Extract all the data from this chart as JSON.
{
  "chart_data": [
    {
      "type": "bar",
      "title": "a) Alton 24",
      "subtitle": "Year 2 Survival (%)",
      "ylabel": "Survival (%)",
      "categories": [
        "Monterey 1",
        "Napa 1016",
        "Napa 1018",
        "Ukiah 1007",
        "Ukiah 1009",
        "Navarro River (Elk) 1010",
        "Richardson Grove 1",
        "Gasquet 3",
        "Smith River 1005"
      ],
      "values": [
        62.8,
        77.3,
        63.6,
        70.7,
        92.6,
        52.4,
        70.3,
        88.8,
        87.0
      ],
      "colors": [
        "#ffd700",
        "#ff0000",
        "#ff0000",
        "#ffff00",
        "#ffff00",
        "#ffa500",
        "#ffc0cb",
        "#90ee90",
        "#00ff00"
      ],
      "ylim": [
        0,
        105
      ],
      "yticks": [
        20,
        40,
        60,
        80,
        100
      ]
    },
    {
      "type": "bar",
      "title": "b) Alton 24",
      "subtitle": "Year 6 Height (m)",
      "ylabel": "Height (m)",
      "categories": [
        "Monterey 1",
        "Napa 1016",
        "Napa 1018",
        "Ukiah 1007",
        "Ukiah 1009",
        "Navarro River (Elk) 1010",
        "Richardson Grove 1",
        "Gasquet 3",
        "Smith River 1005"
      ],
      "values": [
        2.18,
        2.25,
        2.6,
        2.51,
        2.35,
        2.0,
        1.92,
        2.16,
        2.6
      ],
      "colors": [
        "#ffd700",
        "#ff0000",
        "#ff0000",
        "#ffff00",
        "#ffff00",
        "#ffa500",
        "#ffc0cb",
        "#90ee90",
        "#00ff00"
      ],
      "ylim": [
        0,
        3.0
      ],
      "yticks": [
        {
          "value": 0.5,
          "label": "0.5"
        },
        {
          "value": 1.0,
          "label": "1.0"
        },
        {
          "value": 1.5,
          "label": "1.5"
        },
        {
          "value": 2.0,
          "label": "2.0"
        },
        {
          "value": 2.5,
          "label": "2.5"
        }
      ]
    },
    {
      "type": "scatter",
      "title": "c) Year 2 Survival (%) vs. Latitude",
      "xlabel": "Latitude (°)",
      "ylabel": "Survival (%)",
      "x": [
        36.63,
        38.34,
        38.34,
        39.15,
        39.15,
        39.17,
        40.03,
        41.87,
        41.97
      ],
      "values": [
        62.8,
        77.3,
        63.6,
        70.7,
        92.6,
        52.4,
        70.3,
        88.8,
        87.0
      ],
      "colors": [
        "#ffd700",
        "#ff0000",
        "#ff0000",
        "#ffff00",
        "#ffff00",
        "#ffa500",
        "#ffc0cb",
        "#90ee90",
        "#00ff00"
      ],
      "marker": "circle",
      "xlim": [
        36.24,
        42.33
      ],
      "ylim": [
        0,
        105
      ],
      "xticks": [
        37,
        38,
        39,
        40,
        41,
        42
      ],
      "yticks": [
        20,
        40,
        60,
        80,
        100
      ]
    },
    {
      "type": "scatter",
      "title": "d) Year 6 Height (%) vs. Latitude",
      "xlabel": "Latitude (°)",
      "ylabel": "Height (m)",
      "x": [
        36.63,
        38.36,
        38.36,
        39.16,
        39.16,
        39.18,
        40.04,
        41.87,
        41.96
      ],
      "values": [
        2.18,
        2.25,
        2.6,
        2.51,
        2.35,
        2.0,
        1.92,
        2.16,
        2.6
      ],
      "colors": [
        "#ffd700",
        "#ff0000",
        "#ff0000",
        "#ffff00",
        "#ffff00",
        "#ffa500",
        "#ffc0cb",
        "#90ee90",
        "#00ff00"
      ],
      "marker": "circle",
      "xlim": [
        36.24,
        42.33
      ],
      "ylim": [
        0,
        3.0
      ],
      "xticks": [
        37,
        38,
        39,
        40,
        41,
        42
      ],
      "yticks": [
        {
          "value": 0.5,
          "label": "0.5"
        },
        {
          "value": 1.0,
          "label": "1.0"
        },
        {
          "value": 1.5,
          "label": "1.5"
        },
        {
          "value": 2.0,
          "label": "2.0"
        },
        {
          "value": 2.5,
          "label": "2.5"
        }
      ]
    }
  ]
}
== == ==
DIRECTIONS FOR THIS TASK:
Print back all the lines verbatim.

COMPLETED EXERCISE:
Extract all the data from this chart as JSON.
{
  "chart_data": [
    {
      "type": "bar",
      "title": "a) Alton 24",
      "subtitle": "Year 2 Survival (%)",
      "ylabel": "Survival (%)",
      "categories": [
        "Monterey 1",
        "Napa 1016",
        "Napa 1018",
        "Ukiah 1007",
        "Ukiah 1009",
        "Navarro River (Elk) 1010",
        "Richardson Grove 1",
        "Gasquet 3",
        "Smith River 1005"
      ],
      "values": [
        62.8,
        77.3,
        63.6,
        70.7,
        92.6,
        52.4,
        70.3,
        88.8,
        87.0
      ],
      "colors": [
        "#ffd700",
        "#ff0000",
        "#ff0000",
        "#ffff00",
        "#ffff00",
        "#ffa500",
        "#ffc0cb",
        "#90ee90",
        "#00ff00"
      ],
      "ylim": [
        0,
        105
      ],
      "yticks": [
        20,
        40,
        60,
        80,
        100
      ]
    },
    {
      "type": "bar",
      "title": "b) Alton 24",
      "subtitle": "Year 6 Height (m)",
      "ylabel": "Height (m)",
      "categories": [
        "Monterey 1",
        "Napa 1016",
        "Napa 1018",
        "Ukiah 1007",
        "Ukiah 1009",
        "Navarro River (Elk) 1010",
        "Richardson Grove 1",
        "Gasquet 3",
        "Smith River 1005"
      ],
      "values": [
        2.18,
        2.25,
        2.6,
        2.51,
        2.35,
        2.0,
        1.92,
        2.16,
        2.6
      ],
      "colors": [
        "#ffd700",
        "#ff0000",
        "#ff0000",
        "#ffff00",
        "#ffff00",
        "#ffa500",
        "#ffc0cb",
        "#90ee90",
        "#00ff00"
      ],
      "ylim": [
        0,
        3.0
      ],
      "yticks": [
        {
          "value": 0.5,
          "label": "0.5"
        },
        {
          "value": 1.0,
          "label": "1.0"
        },
        {
          "value": 1.5,
          "label": "1.5"
        },
        {
          "value": 2.0,
          "label": "2.0"
        },
        {
          "value": 2.5,
          "label": "2.5"
        }
      ]
    },
    {
      "type": "scatter",
      "title": "c) Year 2 Survival (%) vs. Latitude",
      "xlabel": "Latitude (°)",
      "ylabel": "Survival (%)",
      "x": [
        36.63,
        38.34,
        38.34,
        39.15,
        39.15,
        39.17,
        40.03,
        41.87,
        41.97
      ],
      "values": [
        62.8,
        77.3,
        63.6,
        70.7,
        92.6,
        52.4,
        70.3,
        88.8,
        87.0
      ],
      "colors": [
        "#ffd700",
        "#ff0000",
        "#ff0000",
        "#ffff00",
        "#ffff00",
        "#ffa500",
        "#ffc0cb",
        "#90ee90",
        "#00ff00"
      ],
      "marker": "circle",
      "xlim": [
        36.24,
        42.33
      ],
      "ylim": [
        0,
        105
      ],
      "xticks": [
        37,
        38,
        39,
        40,
        41,
        42
      ],
      "yticks": [
        20,
        40,
        60,
        80,
        100
      ]
    },
    {
      "type": "scatter",
      "title": "d) Year 6 Height (%) vs. Latitude",
      "xlabel": "Latitude (°)",
      "ylabel": "Height (m)",
      "x": [
        36.63,
        38.36,
        38.36,
        39.16,
        39.16,
        39.18,
        40.04,
        41.87,
        41.96
      ],
      "values": [
        2.18,
        2.25,
        2.6,
        2.51,
        2.35,
        2.0,
        1.92,
        2.16,
        2.6
      ],
      "colors": [
        "#ffd700",
        "#ff0000",
        "#ff0000",
        "#ffff00",
        "#ffff00",
        "#ffa500",
        "#ffc0cb",
        "#90ee90",
        "#00ff00"
      ],
      "marker": "circle",
      "xlim": [
        36.24,
        42.33
      ],
      "ylim": [
        0,
        3.0
      ],
      "xticks": [
        37,
        38,
        39,
        40,
        41,
        42
      ],
      "yticks": [
        {
          "value": 0.5,
          "label": "0.5"
        },
        {
          "value": 1.0,
          "label": "1.0"
        },
        {
          "value": 1.5,
          "label": "1.5"
        },
        {
          "value": 2.0,
          "label": "2.0"
        },
        {
          "value": 2.5,
          "label": "2.5"
        }
      ]
    }
  ]
}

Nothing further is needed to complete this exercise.